Recorded data:
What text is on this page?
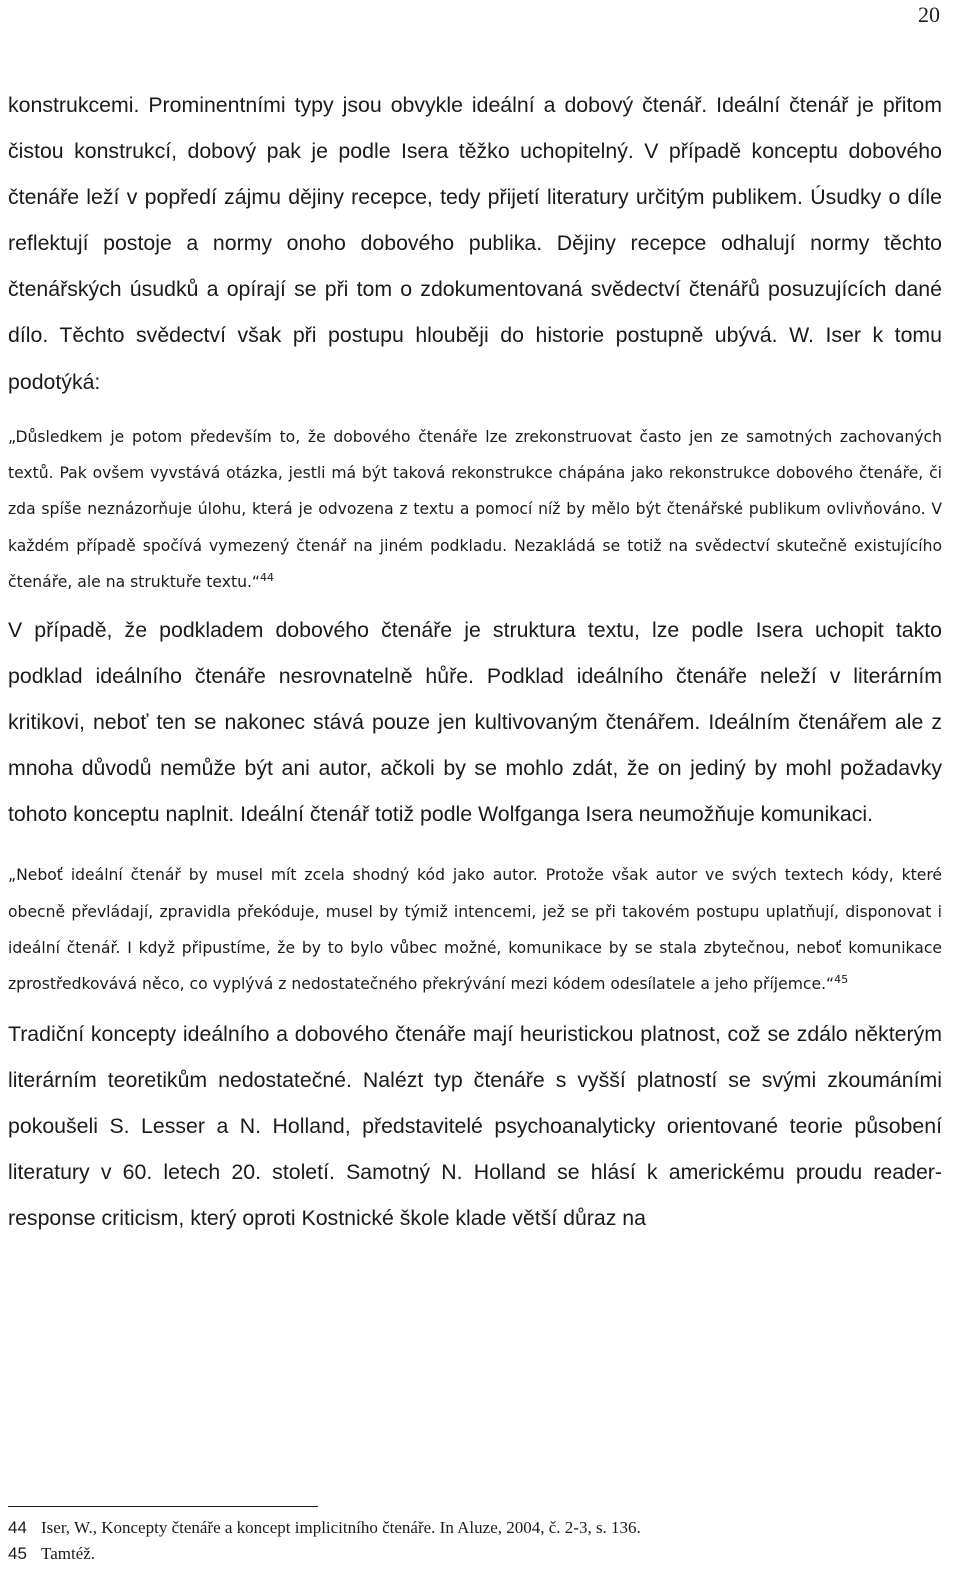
20

konstrukcemi. Prominentními typy jsou obvykle ideální a dobový čtenář. Ideální čtenář je přitom čistou konstrukcí, dobový pak je podle Isera těžko uchopitelný. V případě konceptu dobového čtenáře leží v popředí zájmu dějiny recepce, tedy přijetí literatury určitým publikem. Úsudky o díle reflektují postoje a normy onoho dobového publika. Dějiny recepce odhalují normy těchto čtenářských úsudků a opírají se při tom o zdokumentovaná svědectví čtenářů posuzujících dané dílo. Těchto svědectví však při postupu hlouběji do historie postupně ubývá. W. Iser k tomu podotýká:

„Důsledkem je potom především to, že dobového čtenáře lze zrekonstruovat často jen ze samotných zachovaných textů. Pak ovšem vyvstává otázka, jestli má být taková rekonstrukce chápána jako rekonstrukce dobového čtenáře, či zda spíše neznázorňuje úlohu, která je odvozena z textu a pomocí níž by mělo být čtenářské publikum ovlivňováno. V každém případě spočívá vymezený čtenář na jiném podkladu. Nezakládá se totiž na svědectví skutečně existujícího čtenáře, ale na struktuře textu.“$^{44}$

V případě, že podkladem dobového čtenáře je struktura textu, lze podle Isera uchopit takto podklad ideálního čtenáře nesrovnatelně hůře. Podklad ideálního čtenáře neleží v literárním kritikovi, neboť ten se nakonec stává pouze jen kultivovaným čtenářem. Ideálním čtenářem ale z mnoha důvodů nemůže být ani autor, ačkoli by se mohlo zdát, že on jediný by mohl požadavky tohoto konceptu naplnit. Ideální čtenář totiž podle Wolfganga Isera neumožňuje komunikaci.

„Neboť ideální čtenář by musel mít zcela shodný kód jako autor. Protože však autor ve svých textech kódy, které obecně převládají, zpravidla překóduje, musel by týmiž intencemi, jež se při takovém postupu uplatňují, disponovat i ideální čtenář. I když připustíme, že by to bylo vůbec možné, komunikace by se stala zbytečnou, neboť komunikace zprostředkovává něco, co vyplývá z nedostatečného překrývání mezi kódem odesílatele a jeho příjemce.“$^{45}$

Tradiční koncepty ideálního a dobového čtenáře mají heuristickou platnost, což se zdálo některým literárním teoretikům nedostatečné. Nalézt typ čtenáře s vyšší platností se svými zkoumáními pokoušeli S. Lesser a N. Holland, představitelé psychoanalyticky orientované teorie působení literatury v 60. letech 20. století. Samotný N. Holland se hlásí k americkému proudu reader-response criticism, který oproti Kostnické škole klade větší důraz na

44 Iser, W., Koncepty čtenáře a koncept implicitního čtenáře. In Aluze, 2004, č. 2-3, s. 136.
45 Tamtéž.
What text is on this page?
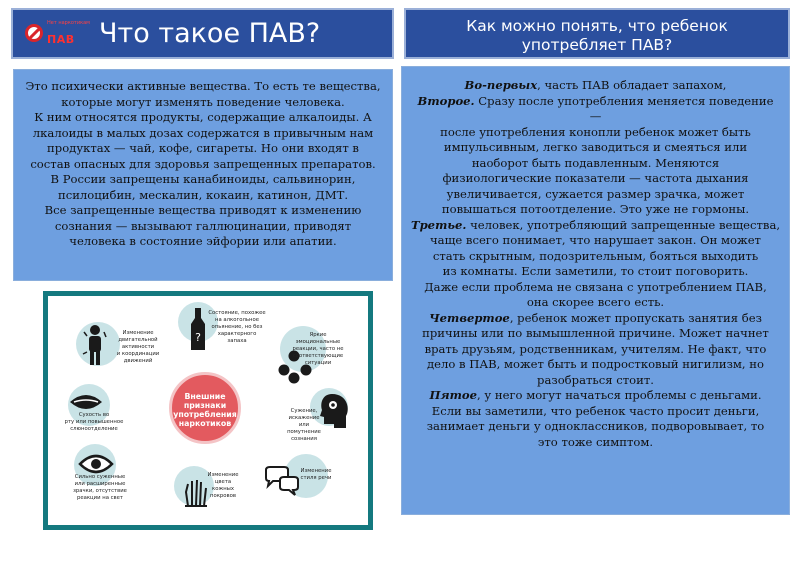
Нет наркотикам
ПАВ Что такое ПАВ?	Как можно понять, что ребенок
употребляет ПАВ?

Это психически активные вещества. То есть те вещества,

которые могут изменять поведение человека.

К ним относятся продукты, содержащие алкалоиды. А

лкалоиды в малых дозах содержатся в привычным нам

продуктах — чай, кофе, сигареты. Но они входят в

состав опасных для здоровья запрещенных препаратов.

В России запрещены канабиноиды, сальвинорин,

псилоцибин, мескалин, кокаин, катинон, ДМТ.

Все запрещенные вещества приводят к изменению

сознания — вызывают галлюцинации, приводят

человека в состояние эйфории или апатии.

Во-первых, часть ПАВ обладает запахом,

Второе. Сразу после употребления меняется поведение —

после употребления конопли ребенок может быть

импульсивным, легко заводиться и смеяться или

наоборот быть подавленным. Меняются

физиологические показатели — частота дыхания

увеличивается, сужается размер зрачка, может

повышаться потоотделение. Это уже не гормоны.

Третье. человек, употребляющий запрещенные вещества,

чаще всего понимает, что нарушает закон. Он может

стать скрытным, подозрительным, бояться выходить

из комнаты. Если заметили, то стоит поговорить.

Даже если проблема не связана с употреблением ПАВ,

она скорее всего есть.

Четвертое, ребенок может пропускать занятия без

причины или по вымышленной причине. Может начнет

врать друзьям, родственникам, учителям. Не факт, что

дело в ПАВ, может быть и подростковый нигилизм, но

разобраться стоит.

Пятое, у него могут начаться проблемы с деньгами.

Если вы заметили, что ребенок часто просит деньги,

занимает деньги у одноклассников, подворовывает, то

это тоже симптом.

Внешние
признаки
употребления
наркотиков
?
Изменение
двигательной
активности
и координации
движений
Состояние, похожее
на алкогольное
опьянение, но без
характерного
запаха
Яркие эмоциональные
реакции, часто не
соответствующие
ситуации
Сухость во
рту или повышенное
слюноотделение
Сужение,
искажение
или помутнение
сознания
Сильно суженные
или расширенные
зрачки, отсутствие
реакции на свет
Изменение
цвета
кожных
покровов
Изменение
стиля речи
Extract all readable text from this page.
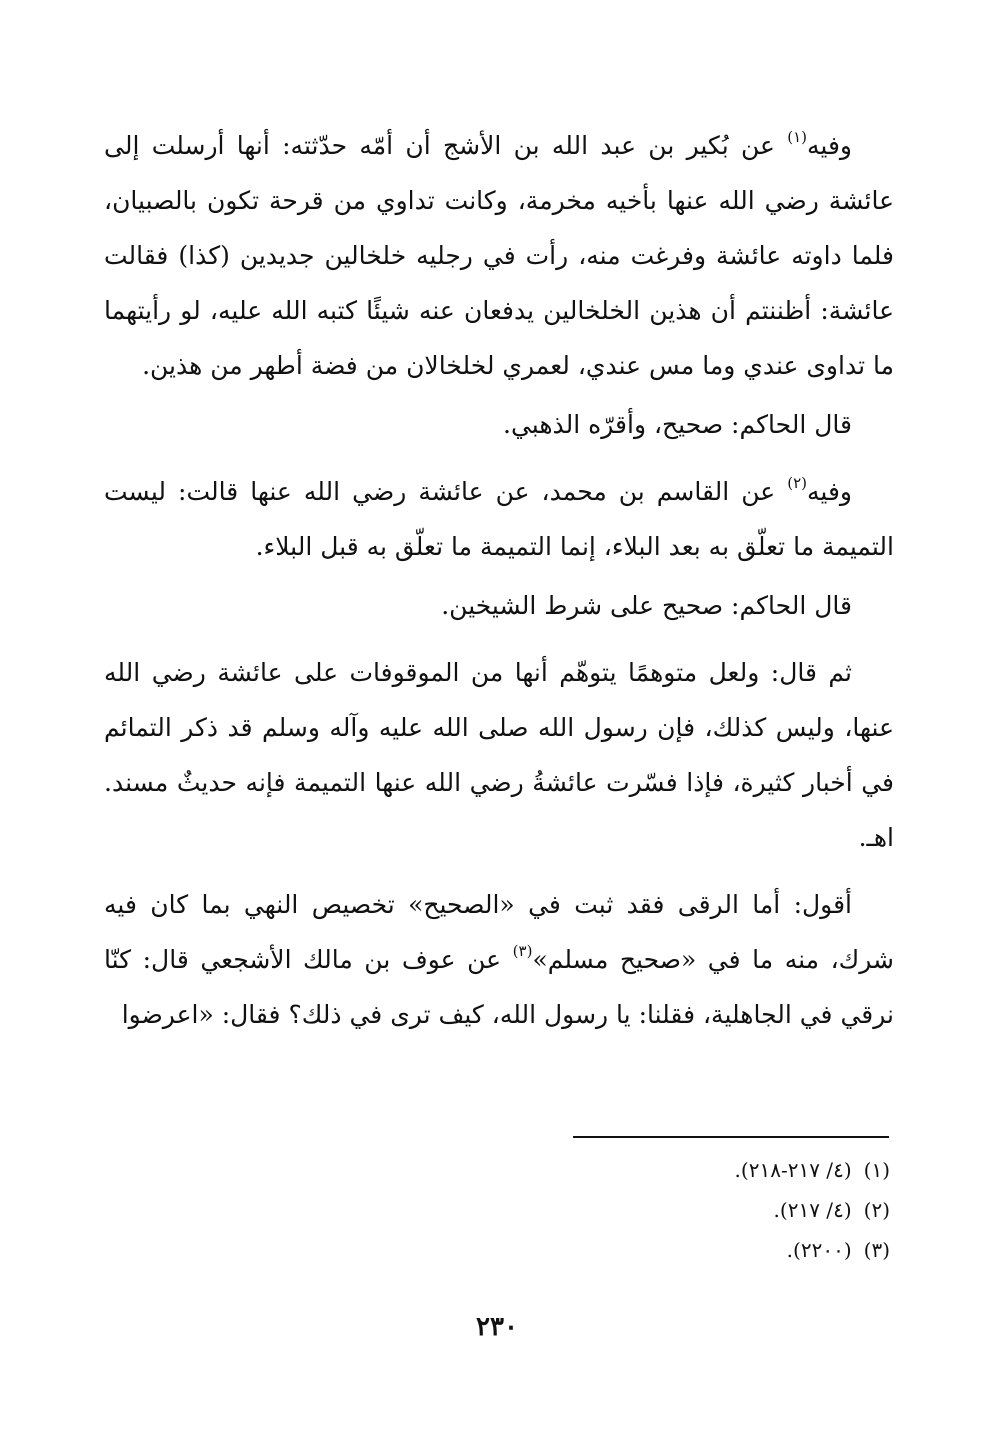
وفيه$^{(١)}$ عن بُكير بن عبد الله بن الأشج أن أمّه حدّثته: أنها أرسلت إلى عائشة رضي الله عنها بأخيه مخرمة، وكانت تداوي من قرحة تكون بالصبيان، فلما داوته عائشة وفرغت منه، رأت في رجليه خلخالين جديدين (كذا) فقالت عائشة: أظننتم أن هذين الخلخالين يدفعان عنه شيئًا كتبه الله عليه، لو رأيتهما ما تداوى عندي وما مس عندي، لعمري لخلخالان من فضة أطهر من هذين.

قال الحاكم: صحيح، وأقرّه الذهبي.

وفيه$^{(٢)}$ عن القاسم بن محمد، عن عائشة رضي الله عنها قالت: ليست التميمة ما تعلّق به بعد البلاء، إنما التميمة ما تعلّق به قبل البلاء.

قال الحاكم: صحيح على شرط الشيخين.

ثم قال: ولعل متوهمًا يتوهّم أنها من الموقوفات على عائشة رضي الله عنها، وليس كذلك، فإن رسول الله صلى الله عليه وآله وسلم قد ذكر التمائم في أخبار كثيرة، فإذا فسّرت عائشةُ رضي الله عنها التميمة فإنه حديثٌ مسند. اهـ.

أقول: أما الرقى فقد ثبت في «الصحيح» تخصيص النهي بما كان فيه شرك، منه ما في «صحيح مسلم»$^{(٣)}$ عن عوف بن مالك الأشجعي قال: كنّا نرقي في الجاهلية، فقلنا: يا رسول الله، كيف ترى في ذلك؟ فقال: «اعرضوا

(١)(٤/ ٢١٧-٢١٨).
(٢)(٤/ ٢١٧).
(٣)(٢٢٠٠).
٢٣٠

Directive: Repeat the material exactly as it reads, without any of its pictures.

Response for this exercise:
What text is on this page?
20

konstrukcemi. Prominentními typy jsou obvykle ideální a dobový čtenář. Ideální čtenář je přitom čistou konstrukcí, dobový pak je podle Isera těžko uchopitelný. V případě konceptu dobového čtenáře leží v popředí zájmu dějiny recepce, tedy přijetí literatury určitým publikem. Úsudky o díle reflektují postoje a normy onoho dobového publika. Dějiny recepce odhalují normy těchto čtenářských úsudků a opírají se při tom o zdokumentovaná svědectví čtenářů posuzujících dané dílo. Těchto svědectví však při postupu hlouběji do historie postupně ubývá. W. Iser k tomu podotýká:

„Důsledkem je potom především to, že dobového čtenáře lze zrekonstruovat často jen ze samotných zachovaných textů. Pak ovšem vyvstává otázka, jestli má být taková rekonstrukce chápána jako rekonstrukce dobového čtenáře, či zda spíše neznázorňuje úlohu, která je odvozena z textu a pomocí níž by mělo být čtenářské publikum ovlivňováno. V každém případě spočívá vymezený čtenář na jiném podkladu. Nezakládá se totiž na svědectví skutečně existujícího čtenáře, ale na struktuře textu.“$^{44}$

V případě, že podkladem dobového čtenáře je struktura textu, lze podle Isera uchopit takto podklad ideálního čtenáře nesrovnatelně hůře. Podklad ideálního čtenáře neleží v literárním kritikovi, neboť ten se nakonec stává pouze jen kultivovaným čtenářem. Ideálním čtenářem ale z mnoha důvodů nemůže být ani autor, ačkoli by se mohlo zdát, že on jediný by mohl požadavky tohoto konceptu naplnit. Ideální čtenář totiž podle Wolfganga Isera neumožňuje komunikaci.

„Neboť ideální čtenář by musel mít zcela shodný kód jako autor. Protože však autor ve svých textech kódy, které obecně převládají, zpravidla překóduje, musel by týmiž intencemi, jež se při takovém postupu uplatňují, disponovat i ideální čtenář. I když připustíme, že by to bylo vůbec možné, komunikace by se stala zbytečnou, neboť komunikace zprostředkovává něco, co vyplývá z nedostatečného překrývání mezi kódem odesílatele a jeho příjemce.“$^{45}$

Tradiční koncepty ideálního a dobového čtenáře mají heuristickou platnost, což se zdálo některým literárním teoretikům nedostatečné. Nalézt typ čtenáře s vyšší platností se svými zkoumáními pokoušeli S. Lesser a N. Holland, představitelé psychoanalyticky orientované teorie působení literatury v 60. letech 20. století. Samotný N. Holland se hlásí k americkému proudu reader-response criticism, který oproti Kostnické škole klade větší důraz na

44 Iser, W., Koncepty čtenáře a koncept implicitního čtenáře. In Aluze, 2004, č. 2-3, s. 136.
45 Tamtéž.
What text is on this page?
Нет наркотикам
ПАВ Что такое ПАВ?	Как можно понять, что ребенок
употребляет ПАВ?

Это психически активные вещества. То есть те вещества,

которые могут изменять поведение человека.

К ним относятся продукты, содержащие алкалоиды. А

лкалоиды в малых дозах содержатся в привычным нам

продуктах — чай, кофе, сигареты. Но они входят в

состав опасных для здоровья запрещенных препаратов.

В России запрещены канабиноиды, сальвинорин,

псилоцибин, мескалин, кокаин, катинон, ДМТ.

Все запрещенные вещества приводят к изменению

сознания — вызывают галлюцинации, приводят

человека в состояние эйфории или апатии.

Во-первых, часть ПАВ обладает запахом,

Второе. Сразу после употребления меняется поведение —

после употребления конопли ребенок может быть

импульсивным, легко заводиться и смеяться или

наоборот быть подавленным. Меняются

физиологические показатели — частота дыхания

увеличивается, сужается размер зрачка, может

повышаться потоотделение. Это уже не гормоны.

Третье. человек, употребляющий запрещенные вещества,

чаще всего понимает, что нарушает закон. Он может

стать скрытным, подозрительным, бояться выходить

из комнаты. Если заметили, то стоит поговорить.

Даже если проблема не связана с употреблением ПАВ,

она скорее всего есть.

Четвертое, ребенок может пропускать занятия без

причины или по вымышленной причине. Может начнет

врать друзьям, родственникам, учителям. Не факт, что

дело в ПАВ, может быть и подростковый нигилизм, но

разобраться стоит.

Пятое, у него могут начаться проблемы с деньгами.

Если вы заметили, что ребенок часто просит деньги,

занимает деньги у одноклассников, подворовывает, то

это тоже симптом.

Внешние
признаки
употребления
наркотиков
?
Изменение
двигательной
активности
и координации
движений
Состояние, похожее
на алкогольное
опьянение, но без
характерного
запаха
Яркие эмоциональные
реакции, часто не
соответствующие
ситуации
Сухость во
рту или повышенное
слюноотделение
Сужение,
искажение
или помутнение
сознания
Сильно суженные
или расширенные
зрачки, отсутствие
реакции на свет
Изменение
цвета
кожных
покровов
Изменение
стиля речи
Extract all readable text from this page.
وفيه$^{(١)}$ عن بُكير بن عبد الله بن الأشج أن أمّه حدّثته: أنها أرسلت إلى عائشة رضي الله عنها بأخيه مخرمة، وكانت تداوي من قرحة تكون بالصبيان، فلما داوته عائشة وفرغت منه، رأت في رجليه خلخالين جديدين (كذا) فقالت عائشة: أظننتم أن هذين الخلخالين يدفعان عنه شيئًا كتبه الله عليه، لو رأيتهما ما تداوى عندي وما مس عندي، لعمري لخلخالان من فضة أطهر من هذين.

قال الحاكم: صحيح، وأقرّه الذهبي.

وفيه$^{(٢)}$ عن القاسم بن محمد، عن عائشة رضي الله عنها قالت: ليست التميمة ما تعلّق به بعد البلاء، إنما التميمة ما تعلّق به قبل البلاء.

قال الحاكم: صحيح على شرط الشيخين.

ثم قال: ولعل متوهمًا يتوهّم أنها من الموقوفات على عائشة رضي الله عنها، وليس كذلك، فإن رسول الله صلى الله عليه وآله وسلم قد ذكر التمائم في أخبار كثيرة، فإذا فسّرت عائشةُ رضي الله عنها التميمة فإنه حديثٌ مسند. اهـ.

أقول: أما الرقى فقد ثبت في «الصحيح» تخصيص النهي بما كان فيه شرك، منه ما في «صحيح مسلم»$^{(٣)}$ عن عوف بن مالك الأشجعي قال: كنّا نرقي في الجاهلية، فقلنا: يا رسول الله، كيف ترى في ذلك؟ فقال: «اعرضوا

(١)(٤/ ٢١٧-٢١٨).
(٢)(٤/ ٢١٧).
(٣)(٢٢٠٠).
٢٣٠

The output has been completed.